▶ Request
Repeat every record exactly, but keep images out of the copy.

--- Start ---

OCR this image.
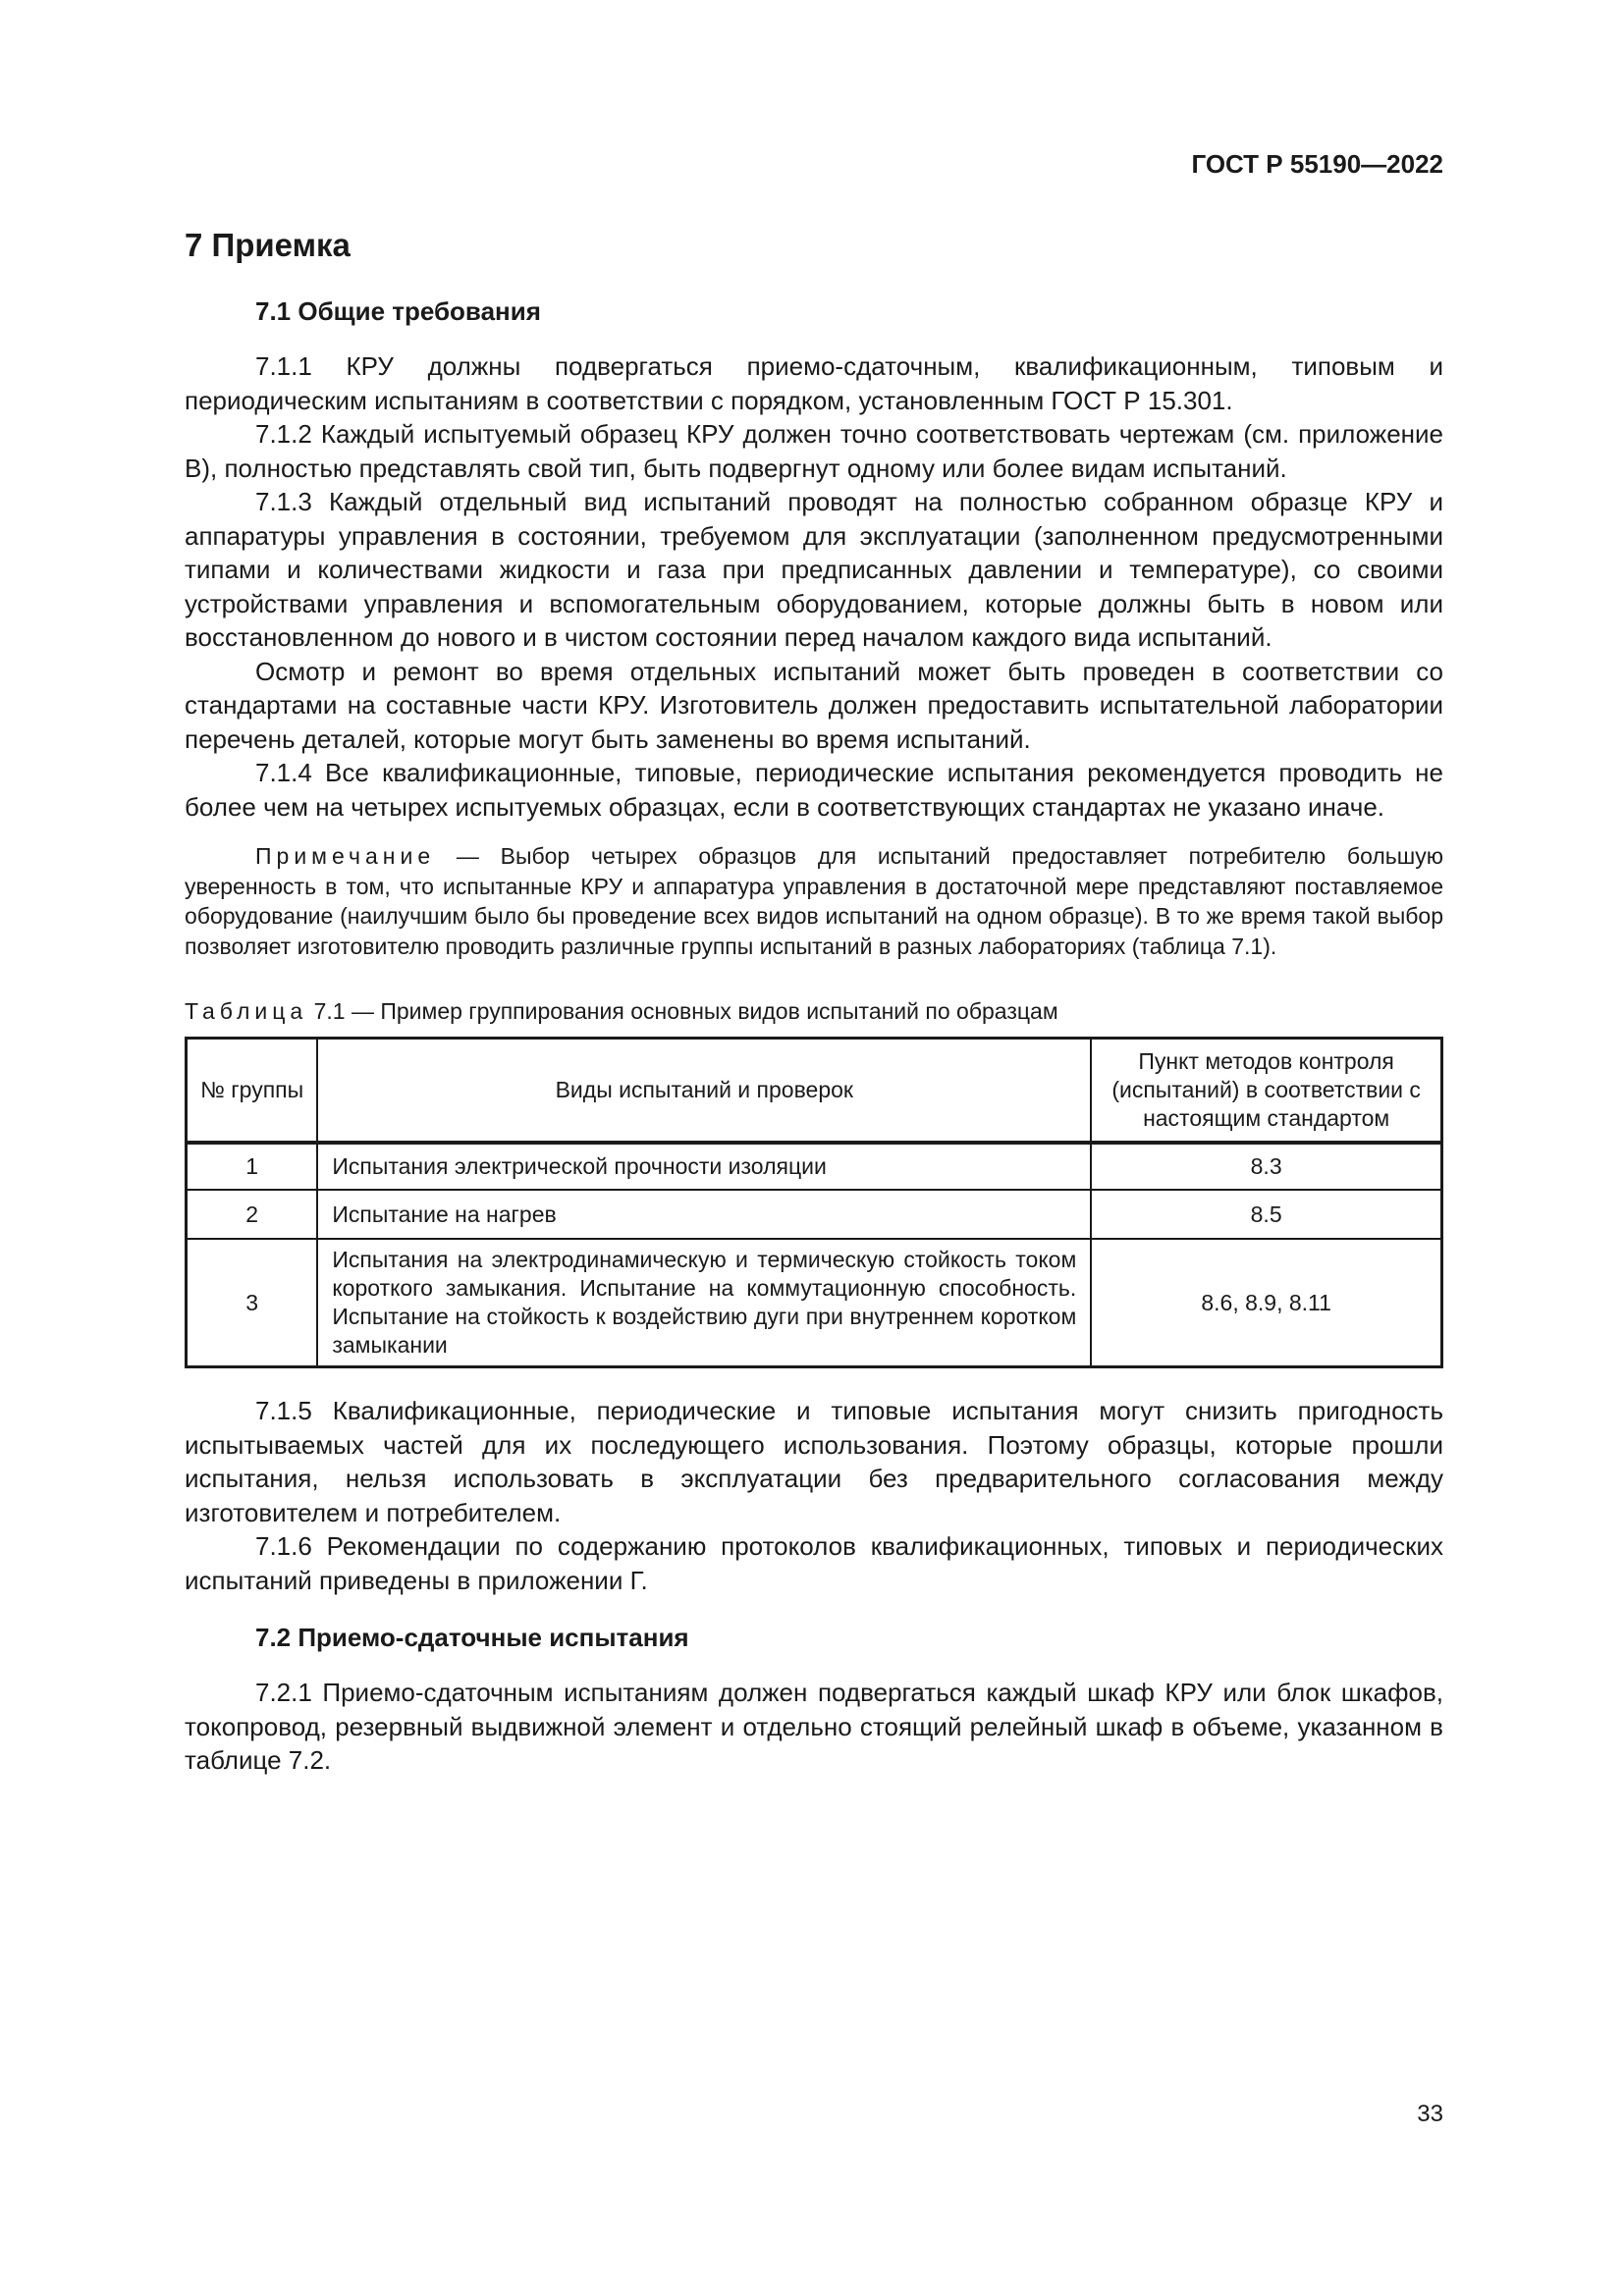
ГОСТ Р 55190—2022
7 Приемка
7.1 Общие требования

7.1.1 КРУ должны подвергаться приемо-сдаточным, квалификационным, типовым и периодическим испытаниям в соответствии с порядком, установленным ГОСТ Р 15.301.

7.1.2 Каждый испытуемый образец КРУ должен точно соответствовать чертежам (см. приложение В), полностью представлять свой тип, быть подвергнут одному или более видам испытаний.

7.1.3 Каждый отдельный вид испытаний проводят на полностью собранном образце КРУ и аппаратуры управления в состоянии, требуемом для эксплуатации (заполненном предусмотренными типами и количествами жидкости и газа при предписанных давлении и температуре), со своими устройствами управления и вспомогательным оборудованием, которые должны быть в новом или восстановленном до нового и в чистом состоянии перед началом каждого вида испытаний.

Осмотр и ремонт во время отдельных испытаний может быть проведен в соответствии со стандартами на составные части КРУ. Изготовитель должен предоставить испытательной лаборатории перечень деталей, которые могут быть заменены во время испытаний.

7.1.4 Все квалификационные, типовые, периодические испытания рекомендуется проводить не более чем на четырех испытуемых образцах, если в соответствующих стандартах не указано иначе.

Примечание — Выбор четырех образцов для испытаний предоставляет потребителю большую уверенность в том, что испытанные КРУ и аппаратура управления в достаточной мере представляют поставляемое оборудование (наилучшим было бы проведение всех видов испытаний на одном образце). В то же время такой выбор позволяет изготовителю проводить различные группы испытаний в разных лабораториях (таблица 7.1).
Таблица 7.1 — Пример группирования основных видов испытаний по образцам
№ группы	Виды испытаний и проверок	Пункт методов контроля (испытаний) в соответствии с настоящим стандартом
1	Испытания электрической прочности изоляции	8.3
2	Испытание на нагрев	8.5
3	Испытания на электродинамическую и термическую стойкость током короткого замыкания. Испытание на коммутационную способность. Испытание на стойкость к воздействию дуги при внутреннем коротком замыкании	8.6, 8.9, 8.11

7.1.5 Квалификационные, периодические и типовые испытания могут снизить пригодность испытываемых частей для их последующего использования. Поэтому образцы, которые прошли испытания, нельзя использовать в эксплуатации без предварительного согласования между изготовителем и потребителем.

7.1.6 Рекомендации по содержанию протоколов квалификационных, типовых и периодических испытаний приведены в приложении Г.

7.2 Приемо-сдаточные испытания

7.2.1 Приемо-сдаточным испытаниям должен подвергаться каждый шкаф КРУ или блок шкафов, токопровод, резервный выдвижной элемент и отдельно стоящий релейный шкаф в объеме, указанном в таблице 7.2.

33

--- End ---

▶ Solved problem
OCR this image.
ГОСТ Р 55190—2022
7 Приемка
7.1 Общие требования

7.1.1 КРУ должны подвергаться приемо-сдаточным, квалификационным, типовым и периодическим испытаниям в соответствии с порядком, установленным ГОСТ Р 15.301.

7.1.2 Каждый испытуемый образец КРУ должен точно соответствовать чертежам (см. приложение В), полностью представлять свой тип, быть подвергнут одному или более видам испытаний.

7.1.3 Каждый отдельный вид испытаний проводят на полностью собранном образце КРУ и аппаратуры управления в состоянии, требуемом для эксплуатации (заполненном предусмотренными типами и количествами жидкости и газа при предписанных давлении и температуре), со своими устройствами управления и вспомогательным оборудованием, которые должны быть в новом или восстановленном до нового и в чистом состоянии перед началом каждого вида испытаний.

Осмотр и ремонт во время отдельных испытаний может быть проведен в соответствии со стандартами на составные части КРУ. Изготовитель должен предоставить испытательной лаборатории перечень деталей, которые могут быть заменены во время испытаний.

7.1.4 Все квалификационные, типовые, периодические испытания рекомендуется проводить не более чем на четырех испытуемых образцах, если в соответствующих стандартах не указано иначе.

Примечание — Выбор четырех образцов для испытаний предоставляет потребителю большую уверенность в том, что испытанные КРУ и аппаратура управления в достаточной мере представляют поставляемое оборудование (наилучшим было бы проведение всех видов испытаний на одном образце). В то же время такой выбор позволяет изготовителю проводить различные группы испытаний в разных лабораториях (таблица 7.1).
Таблица 7.1 — Пример группирования основных видов испытаний по образцам
№ группы	Виды испытаний и проверок	Пункт методов контроля (испытаний) в соответствии с настоящим стандартом
1	Испытания электрической прочности изоляции	8.3
2	Испытание на нагрев	8.5
3	Испытания на электродинамическую и термическую стойкость током короткого замыкания. Испытание на коммутационную способность. Испытание на стойкость к воздействию дуги при внутреннем коротком замыкании	8.6, 8.9, 8.11

7.1.5 Квалификационные, периодические и типовые испытания могут снизить пригодность испытываемых частей для их последующего использования. Поэтому образцы, которые прошли испытания, нельзя использовать в эксплуатации без предварительного согласования между изготовителем и потребителем.

7.1.6 Рекомендации по содержанию протоколов квалификационных, типовых и периодических испытаний приведены в приложении Г.

7.2 Приемо-сдаточные испытания

7.2.1 Приемо-сдаточным испытаниям должен подвергаться каждый шкаф КРУ или блок шкафов, токопровод, резервный выдвижной элемент и отдельно стоящий релейный шкаф в объеме, указанном в таблице 7.2.

33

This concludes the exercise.